- TASK TO COMPLETE
Find each line with the word "JSON" in it, then give the total alone.

== == ==

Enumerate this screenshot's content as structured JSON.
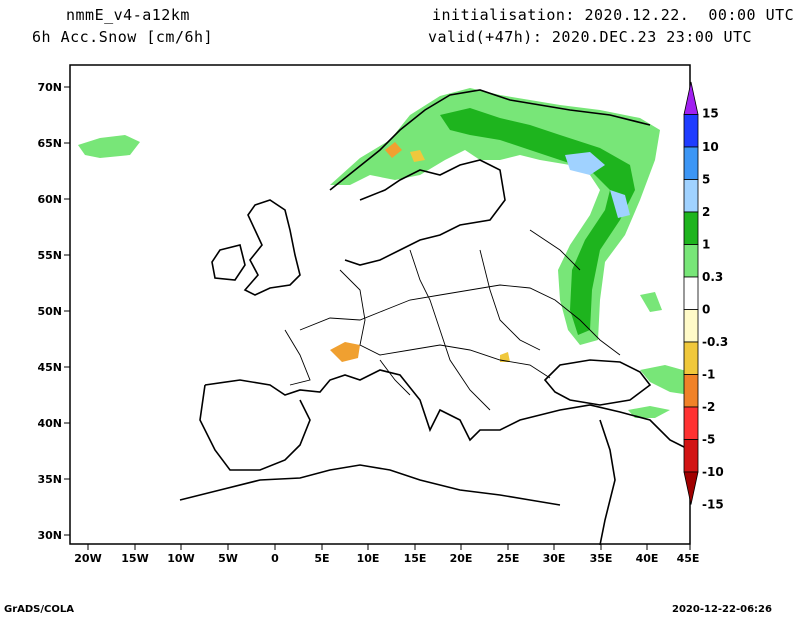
{
  "header": {
    "model": "nmmE_v4-a12km",
    "field": "6h Acc.Snow [cm/6h]",
    "init": "initialisation: 2020.12.22.  00:00 UTC",
    "valid": "valid(+47h): 2020.DEC.23 23:00 UTC"
  },
  "footer": {
    "left": "GrADS/COLA",
    "right": "2020-12-22-06:26"
  },
  "axes": {
    "lat_labels": [
      "70N",
      "65N",
      "60N",
      "55N",
      "50N",
      "45N",
      "40N",
      "35N",
      "30N"
    ],
    "lon_labels": [
      "20W",
      "15W",
      "10W",
      "5W",
      "0",
      "5E",
      "10E",
      "15E",
      "20E",
      "25E",
      "30E",
      "35E",
      "40E",
      "45E"
    ]
  },
  "legend": {
    "labels": [
      "15",
      "10",
      "5",
      "2",
      "1",
      "0.3",
      "0",
      "-0.3",
      "-1",
      "-2",
      "-5",
      "-10",
      "-15"
    ],
    "colors": [
      "#a020f0",
      "#1e3cff",
      "#3c96f5",
      "#a0d2ff",
      "#1eb41e",
      "#78e678",
      "#ffffff",
      "#fffac8",
      "#f0c83c",
      "#f08228",
      "#ff3232",
      "#d21414",
      "#a00000"
    ]
  },
  "colors": {
    "snow_light": "#78e678",
    "snow_mid": "#1eb41e",
    "snow_blue": "#a0d2ff",
    "melt_orange": "#f0a030"
  }
}
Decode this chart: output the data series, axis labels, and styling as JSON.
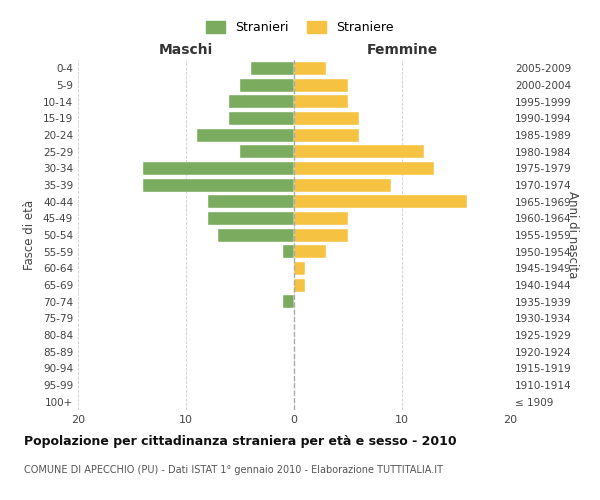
{
  "age_groups": [
    "100+",
    "95-99",
    "90-94",
    "85-89",
    "80-84",
    "75-79",
    "70-74",
    "65-69",
    "60-64",
    "55-59",
    "50-54",
    "45-49",
    "40-44",
    "35-39",
    "30-34",
    "25-29",
    "20-24",
    "15-19",
    "10-14",
    "5-9",
    "0-4"
  ],
  "birth_years": [
    "≤ 1909",
    "1910-1914",
    "1915-1919",
    "1920-1924",
    "1925-1929",
    "1930-1934",
    "1935-1939",
    "1940-1944",
    "1945-1949",
    "1950-1954",
    "1955-1959",
    "1960-1964",
    "1965-1969",
    "1970-1974",
    "1975-1979",
    "1980-1984",
    "1985-1989",
    "1990-1994",
    "1995-1999",
    "2000-2004",
    "2005-2009"
  ],
  "maschi": [
    0,
    0,
    0,
    0,
    0,
    0,
    1,
    0,
    0,
    1,
    7,
    8,
    8,
    14,
    14,
    5,
    9,
    6,
    6,
    5,
    4
  ],
  "femmine": [
    0,
    0,
    0,
    0,
    0,
    0,
    0,
    1,
    1,
    3,
    5,
    5,
    16,
    9,
    13,
    12,
    6,
    6,
    5,
    5,
    3
  ],
  "color_maschi": "#7aab5e",
  "color_femmine": "#f5c242",
  "title": "Popolazione per cittadinanza straniera per età e sesso - 2010",
  "subtitle": "COMUNE DI APECCHIO (PU) - Dati ISTAT 1° gennaio 2010 - Elaborazione TUTTITALIA.IT",
  "legend_stranieri": "Stranieri",
  "legend_straniere": "Straniere",
  "xlabel_left": "Maschi",
  "xlabel_right": "Femmine",
  "ylabel_left": "Fasce di età",
  "ylabel_right": "Anni di nascita",
  "xlim": 20,
  "background_color": "#ffffff",
  "grid_color": "#cccccc"
}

== == ==

- FULL RESPONSE
2